◆ GIVEN PROBLEM:
Copy each record exactly as it reads, leaving out any pictures it holds.

[Start]

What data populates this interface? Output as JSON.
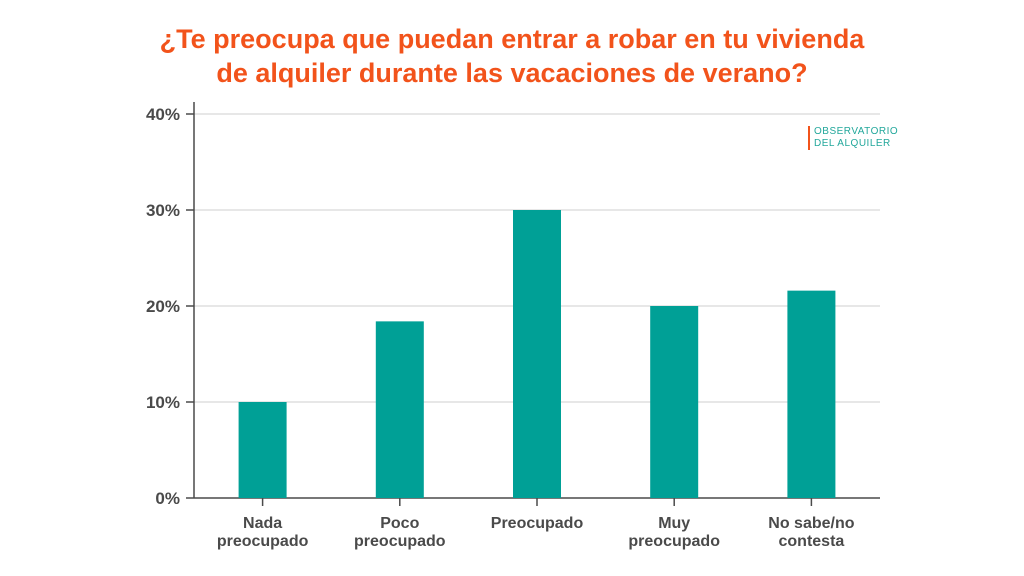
{
  "title_lines": [
    "¿Te preocupa que puedan entrar a robar en tu vivienda",
    "de alquiler durante las vacaciones de verano?"
  ],
  "logo": {
    "line1": "OBSERVATORIO",
    "line2": "DEL ALQUILER"
  },
  "colors": {
    "title": "#f2531b",
    "bar": "#00a096",
    "axis": "#4a4a4a",
    "grid": "#cfcfcf"
  },
  "chart_data": {
    "type": "bar",
    "categories": [
      [
        "Nada",
        "preocupado"
      ],
      [
        "Poco",
        "preocupado"
      ],
      [
        "Preocupado"
      ],
      [
        "Muy",
        "preocupado"
      ],
      [
        "No sabe/no",
        "contesta"
      ]
    ],
    "values": [
      10,
      18.4,
      30,
      20,
      21.6
    ],
    "ylim": [
      0,
      40
    ],
    "yticks": [
      0,
      10,
      20,
      30,
      40
    ],
    "ytick_labels": [
      "0%",
      "10%",
      "20%",
      "30%",
      "40%"
    ],
    "grid": true,
    "xlabel": "",
    "ylabel": ""
  }
}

[End]

◆ THE ANSWER:
What data populates this interface? Output as JSON.
{
  "title_lines": [
    "¿Te preocupa que puedan entrar a robar en tu vivienda",
    "de alquiler durante las vacaciones de verano?"
  ],
  "logo": {
    "line1": "OBSERVATORIO",
    "line2": "DEL ALQUILER"
  },
  "colors": {
    "title": "#f2531b",
    "bar": "#00a096",
    "axis": "#4a4a4a",
    "grid": "#cfcfcf"
  },
  "chart_data": {
    "type": "bar",
    "categories": [
      [
        "Nada",
        "preocupado"
      ],
      [
        "Poco",
        "preocupado"
      ],
      [
        "Preocupado"
      ],
      [
        "Muy",
        "preocupado"
      ],
      [
        "No sabe/no",
        "contesta"
      ]
    ],
    "values": [
      10,
      18.4,
      30,
      20,
      21.6
    ],
    "ylim": [
      0,
      40
    ],
    "yticks": [
      0,
      10,
      20,
      30,
      40
    ],
    "ytick_labels": [
      "0%",
      "10%",
      "20%",
      "30%",
      "40%"
    ],
    "grid": true,
    "xlabel": "",
    "ylabel": ""
  }
}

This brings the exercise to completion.